Stored data entries:
☆ ☆ ☆ ☆ ☆

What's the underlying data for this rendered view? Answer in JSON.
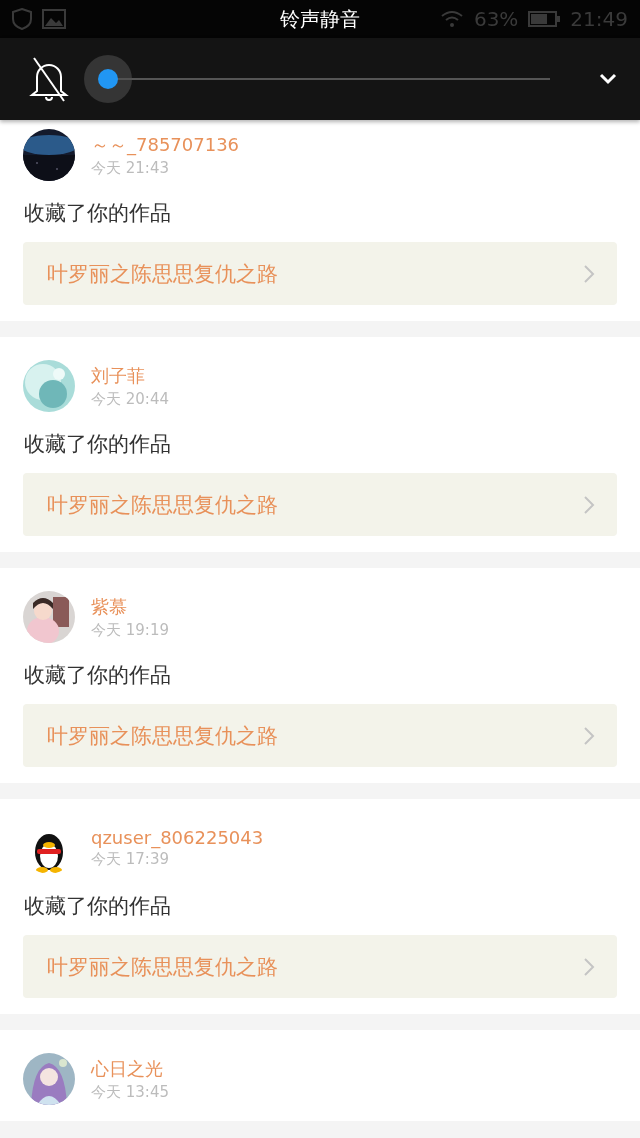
{
  "status_bar": {
    "battery": "63%",
    "time": "21:49"
  },
  "volume_panel": {
    "title": "铃声静音",
    "muted": true
  },
  "messages": [
    {
      "name": "～～_785707136",
      "time": "今天 21:43",
      "action": "收藏了你的作品",
      "work": "叶罗丽之陈思思复仇之路"
    },
    {
      "name": "刘子菲",
      "time": "今天 20:44",
      "action": "收藏了你的作品",
      "work": "叶罗丽之陈思思复仇之路"
    },
    {
      "name": "紫慕",
      "time": "今天 19:19",
      "action": "收藏了你的作品",
      "work": "叶罗丽之陈思思复仇之路"
    },
    {
      "name": "qzuser_806225043",
      "time": "今天 17:39",
      "action": "收藏了你的作品",
      "work": "叶罗丽之陈思思复仇之路"
    },
    {
      "name": "心日之光",
      "time": "今天 13:45"
    }
  ]
}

☆ ☆ ☆ ☆ ☆

Strip out the images, then output the records above word for word.

# [FINAL ANSWER]
What's the underlying data for this rendered view? Answer in JSON.
{
  "status_bar": {
    "battery": "63%",
    "time": "21:49"
  },
  "volume_panel": {
    "title": "铃声静音",
    "muted": true
  },
  "messages": [
    {
      "name": "～～_785707136",
      "time": "今天 21:43",
      "action": "收藏了你的作品",
      "work": "叶罗丽之陈思思复仇之路"
    },
    {
      "name": "刘子菲",
      "time": "今天 20:44",
      "action": "收藏了你的作品",
      "work": "叶罗丽之陈思思复仇之路"
    },
    {
      "name": "紫慕",
      "time": "今天 19:19",
      "action": "收藏了你的作品",
      "work": "叶罗丽之陈思思复仇之路"
    },
    {
      "name": "qzuser_806225043",
      "time": "今天 17:39",
      "action": "收藏了你的作品",
      "work": "叶罗丽之陈思思复仇之路"
    },
    {
      "name": "心日之光",
      "time": "今天 13:45"
    }
  ]
}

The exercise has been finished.